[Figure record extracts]

----------

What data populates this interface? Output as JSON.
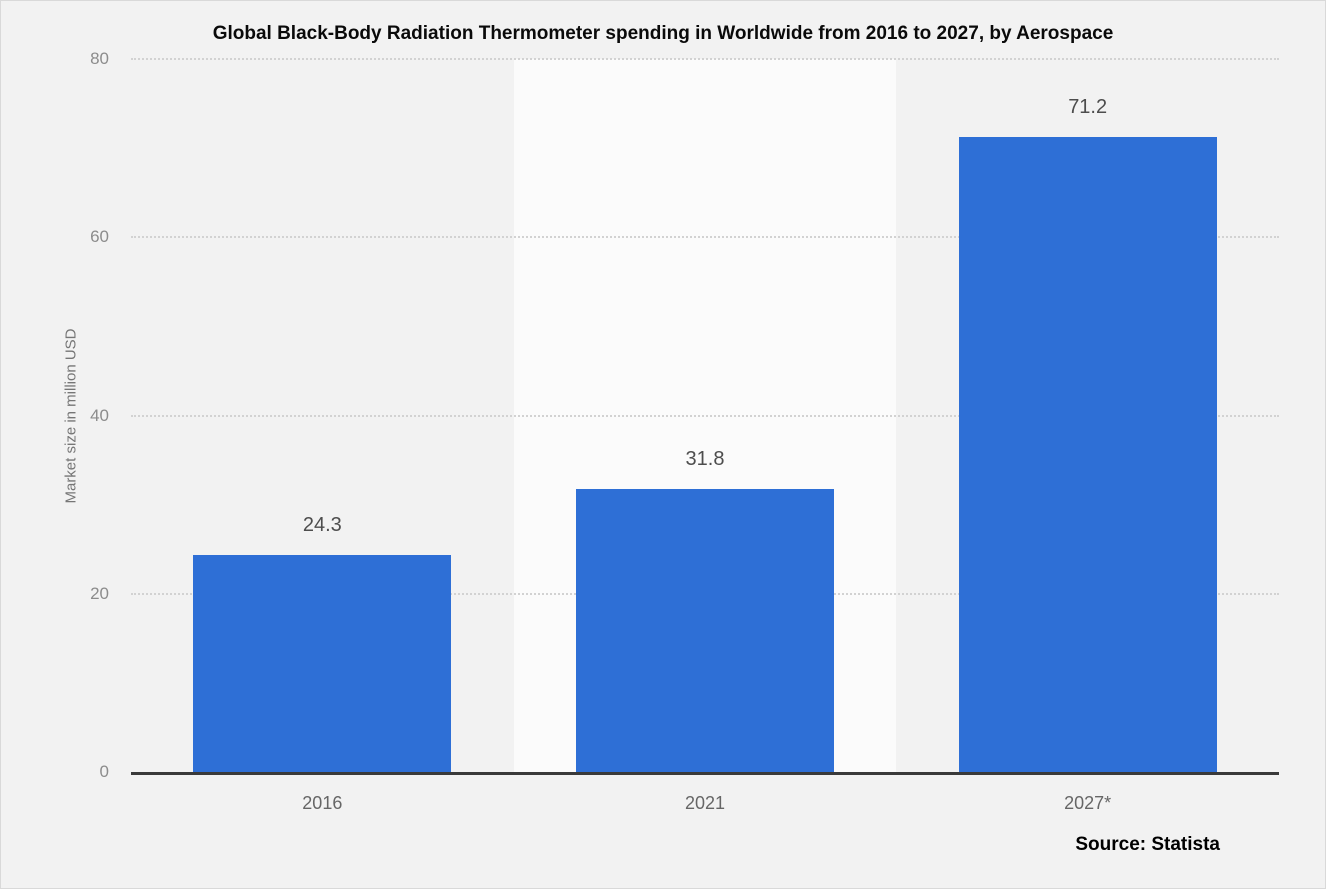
{
  "title": "Global Black-Body Radiation Thermometer spending in Worldwide from 2016 to 2027, by Aerospace",
  "source": "Source: Statista",
  "chart_data": {
    "type": "bar",
    "title": "Global Black-Body Radiation Thermometer spending in Worldwide from 2016 to 2027, by Aerospace",
    "categories": [
      "2016",
      "2021",
      "2027*"
    ],
    "values": [
      24.3,
      31.8,
      71.2
    ],
    "value_labels": [
      "24.3",
      "31.8",
      "71.2"
    ],
    "xlabel": "",
    "ylabel": "Market size in million USD",
    "ylim": [
      0,
      80
    ],
    "yticks": [
      0,
      20,
      40,
      60,
      80
    ],
    "grid": "horizontal-dotted",
    "legend": "none",
    "bar_color": "#2e6fd6",
    "canvas_color": "#f2f2f2",
    "plot_band_color": "#fbfbfb",
    "axis_line_color": "#3a3a3a",
    "tick_label_color": "#8c8c8c",
    "value_label_color": "#4d4d4d"
  }
}
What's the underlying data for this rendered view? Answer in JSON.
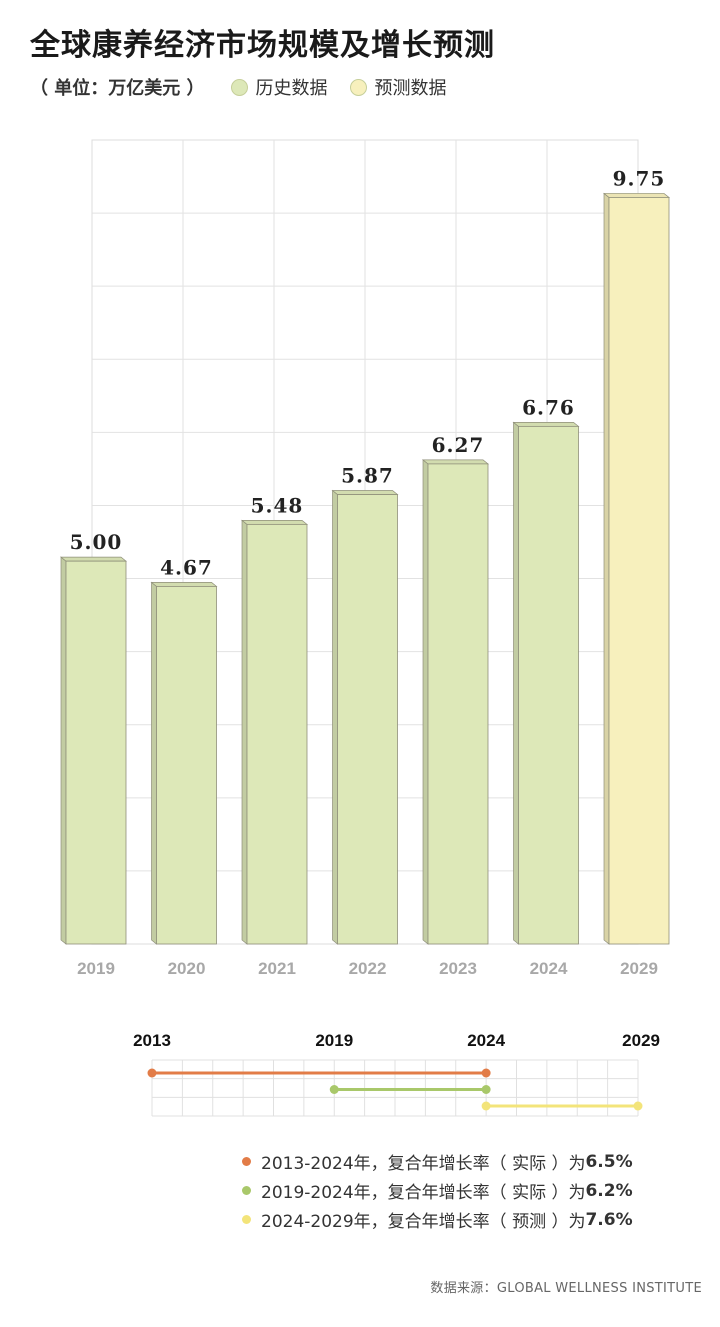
{
  "title": "全球康养经济市场规模及增长预测",
  "unit_label": "（ 单位：万亿美元 ）",
  "legend": [
    {
      "label": "历史数据",
      "color": "#dde8b8"
    },
    {
      "label": "预测数据",
      "color": "#f7f0bd"
    }
  ],
  "chart_data": [
    {
      "type": "bar",
      "categories": [
        "2019",
        "2020",
        "2021",
        "2022",
        "2023",
        "2024",
        "2029"
      ],
      "values": [
        5.0,
        4.67,
        5.48,
        5.87,
        6.27,
        6.76,
        9.75
      ],
      "value_labels": [
        "5.00",
        "4.67",
        "5.48",
        "5.87",
        "6.27",
        "6.76",
        "9.75"
      ],
      "kind": [
        "历史数据",
        "历史数据",
        "历史数据",
        "历史数据",
        "历史数据",
        "历史数据",
        "预测数据"
      ],
      "colors": {
        "历史数据": "#dde8b8",
        "预测数据": "#f7f0bd"
      },
      "ylim": [
        0,
        10.5
      ],
      "grid": true
    },
    {
      "type": "line",
      "x_ticks": [
        "2013",
        "2019",
        "2024",
        "2029"
      ],
      "series": [
        {
          "x": [
            2013,
            2024
          ],
          "color": "#e27c47"
        },
        {
          "x": [
            2019,
            2024
          ],
          "color": "#a9c86a"
        },
        {
          "x": [
            2024,
            2029
          ],
          "color": "#f3e47a"
        }
      ]
    }
  ],
  "cagr": [
    {
      "text": "2013-2024年，复合年增长率（ 实际 ）为",
      "value": "6.5%",
      "color": "#e27c47"
    },
    {
      "text": "2019-2024年，复合年增长率（ 实际 ）为",
      "value": "6.2%",
      "color": "#a9c86a"
    },
    {
      "text": "2024-2029年，复合年增长率（ 预测 ）为",
      "value": "7.6%",
      "color": "#f3e47a"
    }
  ],
  "source": "数据来源：GLOBAL WELLNESS INSTITUTE"
}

----------

**Given problem:** List each line holding the string "JSON".

**Complete answer:**
What data populates this interface? Output as JSON.
What's the underlying data for this rendered view? Answer in JSON.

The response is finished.